═══ Provided data
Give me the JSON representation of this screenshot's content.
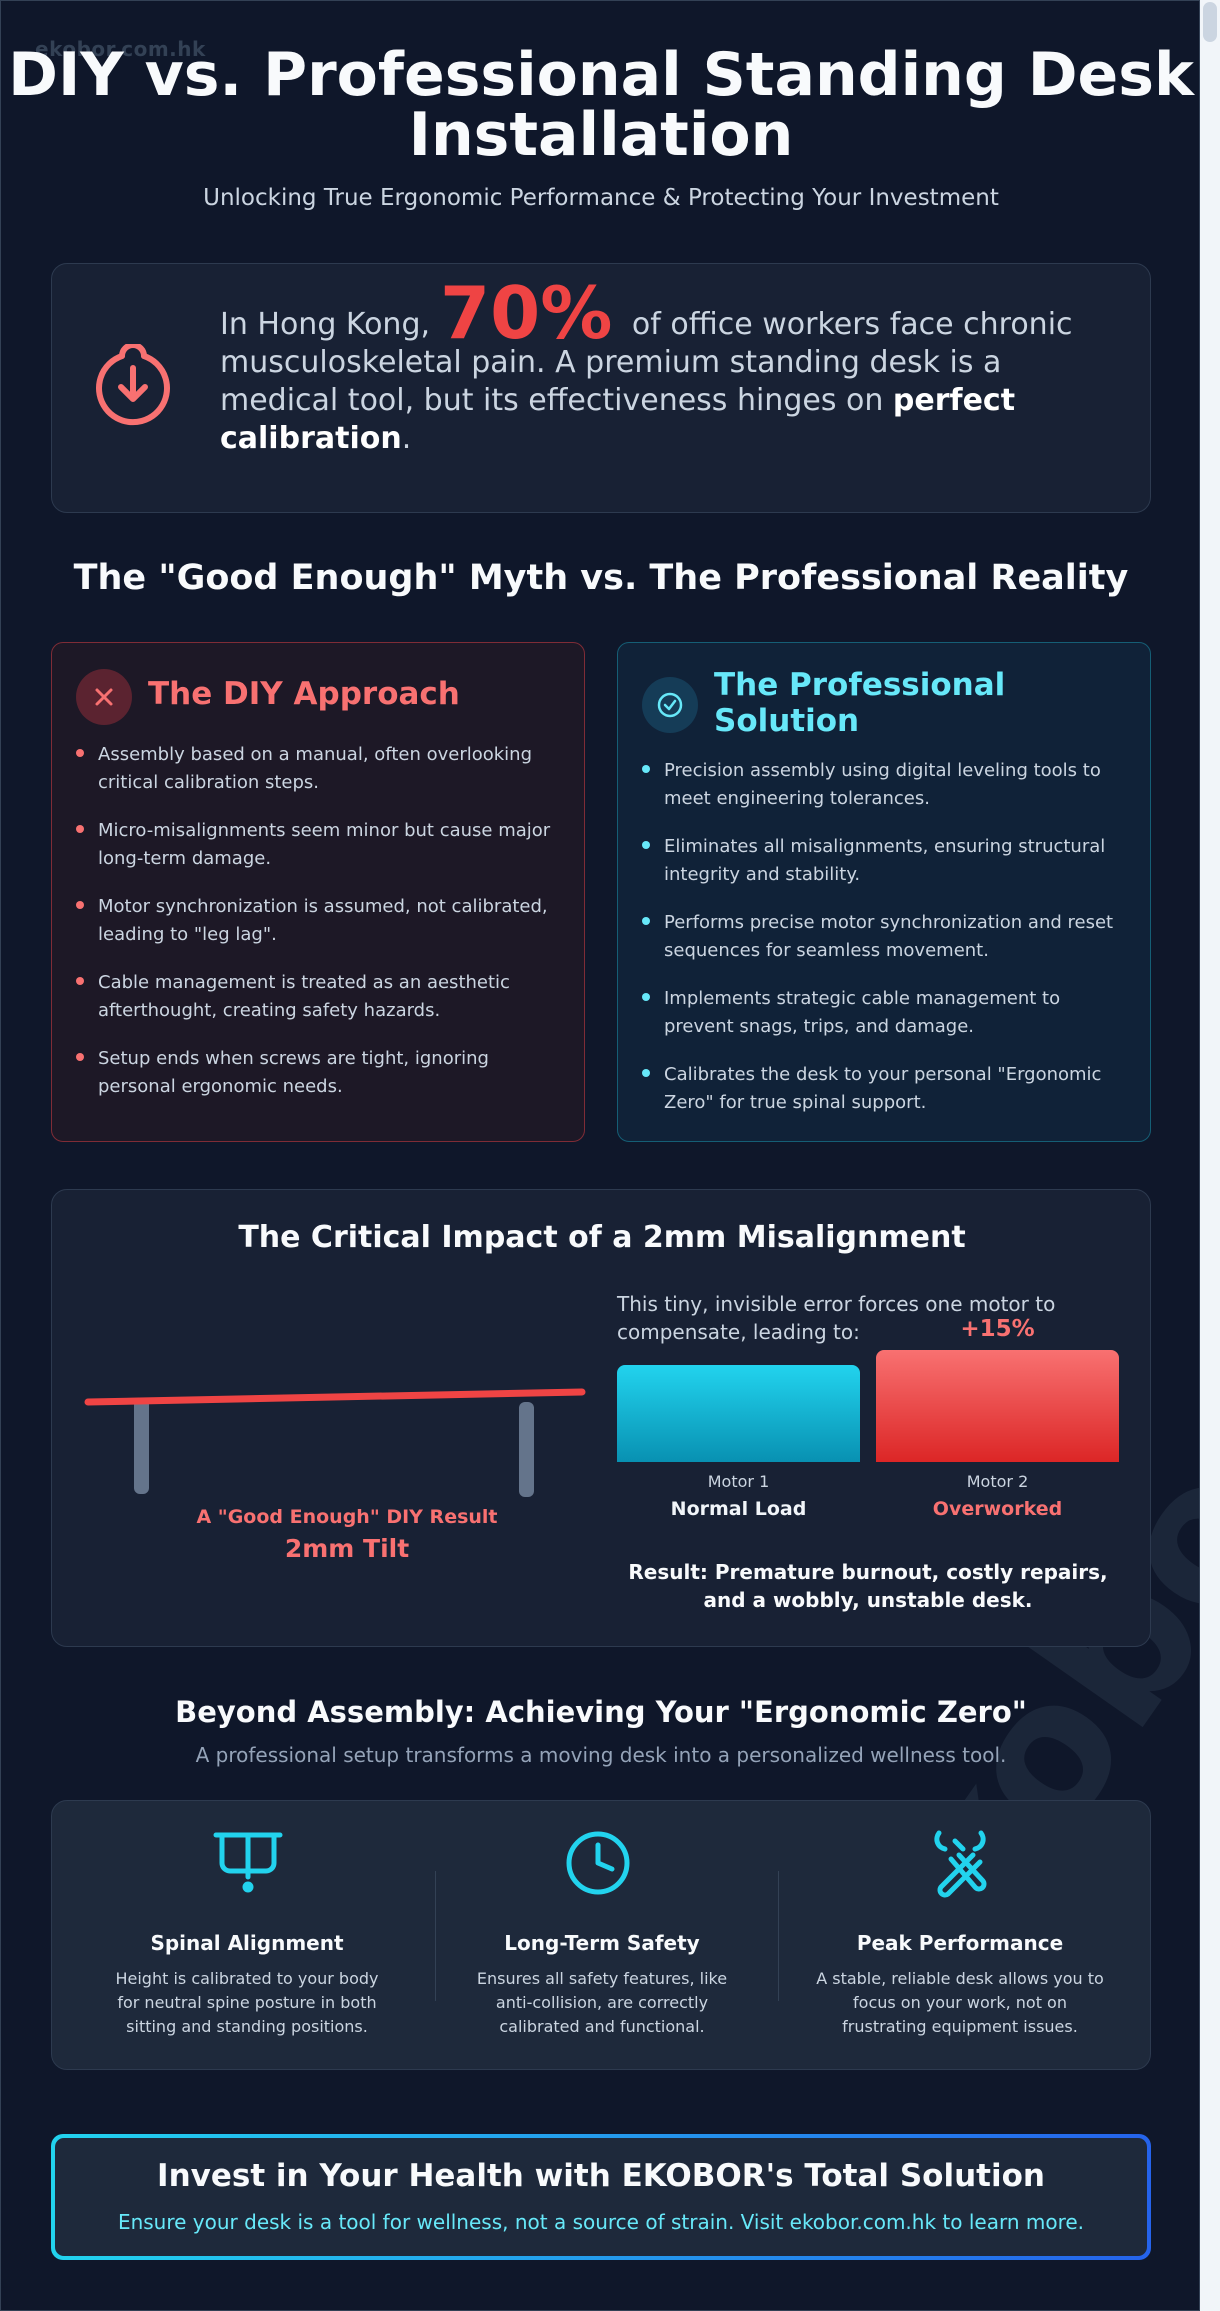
{
  "watermark": "ekobor.com.hk",
  "watermark_large": "ekobor.com.hk",
  "header": {
    "title": "DIY vs. Professional Standing Desk Installation",
    "subtitle": "Unlocking True Ergonomic Performance & Protecting Your Investment"
  },
  "intro": {
    "icon": "download-circle-icon",
    "prefix": "In Hong Kong,",
    "stat": "70%",
    "middle": "of office workers face chronic musculoskeletal pain. A premium standing desk is a medical tool, but its effectiveness hinges on",
    "emphasis": "perfect calibration",
    "suffix": "."
  },
  "myth_heading": "The \"Good Enough\" Myth vs. The Professional Reality",
  "diy": {
    "icon": "x-icon",
    "title": "The DIY Approach",
    "points": [
      "Assembly based on a manual, often overlooking critical calibration steps.",
      "Micro-misalignments seem minor but cause major long-term damage.",
      "Motor synchronization is assumed, not calibrated, leading to \"leg lag\".",
      "Cable management is treated as an aesthetic afterthought, creating safety hazards.",
      "Setup ends when screws are tight, ignoring personal ergonomic needs."
    ]
  },
  "pro": {
    "icon": "check-circle-icon",
    "title": "The Professional Solution",
    "points": [
      "Precision assembly using digital leveling tools to meet engineering tolerances.",
      "Eliminates all misalignments, ensuring structural integrity and stability.",
      "Performs precise motor synchronization and reset sequences for seamless movement.",
      "Implements strategic cable management to prevent snags, trips, and damage.",
      "Calibrates the desk to your personal \"Ergonomic Zero\" for true spinal support."
    ]
  },
  "impact": {
    "title": "The Critical Impact of a 2mm Misalignment",
    "desk_caption": "A \"Good Enough\" DIY Result",
    "desk_value": "2mm Tilt",
    "description": "This tiny, invisible error forces one motor to compensate, leading to:",
    "result": "Result: Premature burnout, costly repairs, and a wobbly, unstable desk.",
    "colors": {
      "normal": "#22d3ee",
      "overworked": "#ef4444"
    }
  },
  "chart_data": {
    "type": "bar",
    "categories": [
      "Motor 1",
      "Motor 2"
    ],
    "values": [
      100,
      115
    ],
    "value_labels": [
      "",
      "+15%"
    ],
    "status_labels": [
      "Normal Load",
      "Overworked"
    ],
    "ylim": [
      0,
      115
    ]
  },
  "benefits": {
    "title": "Beyond Assembly: Achieving Your \"Ergonomic Zero\"",
    "subtitle": "A professional setup transforms a moving desk into a personalized wellness tool.",
    "items": [
      {
        "icon": "desk-icon",
        "title": "Spinal Alignment",
        "text": "Height is calibrated to your body for neutral spine posture in both sitting and standing positions."
      },
      {
        "icon": "clock-icon",
        "title": "Long-Term Safety",
        "text": "Ensures all safety features, like anti-collision, are correctly calibrated and functional."
      },
      {
        "icon": "tools-icon",
        "title": "Peak Performance",
        "text": "A stable, reliable desk allows you to focus on your work, not on frustrating equipment issues."
      }
    ]
  },
  "cta": {
    "title": "Invest in Your Health with EKOBOR's Total Solution",
    "text": "Ensure your desk is a tool for wellness, not a source of strain. Visit ekobor.com.hk to learn more."
  }
}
══════
**Written exercise**
Go through the records and pull out each line that includes the word "leading".

**Exercise output**
      "Motor synchronization is assumed, not calibrated, leading to \"leg lag\".",
    "description": "This tiny, invisible error forces one motor to compensate, leading to:",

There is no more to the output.